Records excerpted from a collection
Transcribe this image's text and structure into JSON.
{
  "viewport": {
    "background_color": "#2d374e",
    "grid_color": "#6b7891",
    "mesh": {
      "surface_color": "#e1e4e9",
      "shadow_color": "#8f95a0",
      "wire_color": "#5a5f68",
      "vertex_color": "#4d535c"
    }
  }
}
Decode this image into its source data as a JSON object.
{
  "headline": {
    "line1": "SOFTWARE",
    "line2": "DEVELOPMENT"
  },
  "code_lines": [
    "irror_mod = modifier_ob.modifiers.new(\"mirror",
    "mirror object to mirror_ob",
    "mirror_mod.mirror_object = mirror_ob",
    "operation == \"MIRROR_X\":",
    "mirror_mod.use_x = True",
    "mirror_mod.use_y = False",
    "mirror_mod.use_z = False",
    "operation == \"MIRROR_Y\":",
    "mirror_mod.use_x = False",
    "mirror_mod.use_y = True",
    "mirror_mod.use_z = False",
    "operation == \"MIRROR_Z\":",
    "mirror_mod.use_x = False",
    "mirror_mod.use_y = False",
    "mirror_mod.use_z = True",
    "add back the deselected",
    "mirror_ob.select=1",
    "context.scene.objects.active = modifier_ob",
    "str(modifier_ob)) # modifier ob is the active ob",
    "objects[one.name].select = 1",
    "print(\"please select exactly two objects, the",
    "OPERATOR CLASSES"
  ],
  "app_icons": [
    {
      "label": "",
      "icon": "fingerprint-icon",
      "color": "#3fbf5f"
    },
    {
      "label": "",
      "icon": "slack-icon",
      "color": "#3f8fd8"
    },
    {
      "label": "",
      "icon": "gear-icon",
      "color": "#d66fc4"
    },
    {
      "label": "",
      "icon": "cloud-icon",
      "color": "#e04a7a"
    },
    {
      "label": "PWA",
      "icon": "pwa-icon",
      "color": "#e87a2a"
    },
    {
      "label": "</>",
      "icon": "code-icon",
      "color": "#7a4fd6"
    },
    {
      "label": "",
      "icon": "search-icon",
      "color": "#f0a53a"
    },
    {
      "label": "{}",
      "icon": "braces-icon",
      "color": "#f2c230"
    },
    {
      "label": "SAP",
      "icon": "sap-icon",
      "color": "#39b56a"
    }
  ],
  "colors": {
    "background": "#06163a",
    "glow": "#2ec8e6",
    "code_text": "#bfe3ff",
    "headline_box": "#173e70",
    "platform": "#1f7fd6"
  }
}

• EXERCISE REQUIREMENTS
Pick out the lines that have the word "this". Copy them all.

• THE ANSWER
Transcribe this image's text and structure into JSON.
Decode this image into its source data as a JSON object.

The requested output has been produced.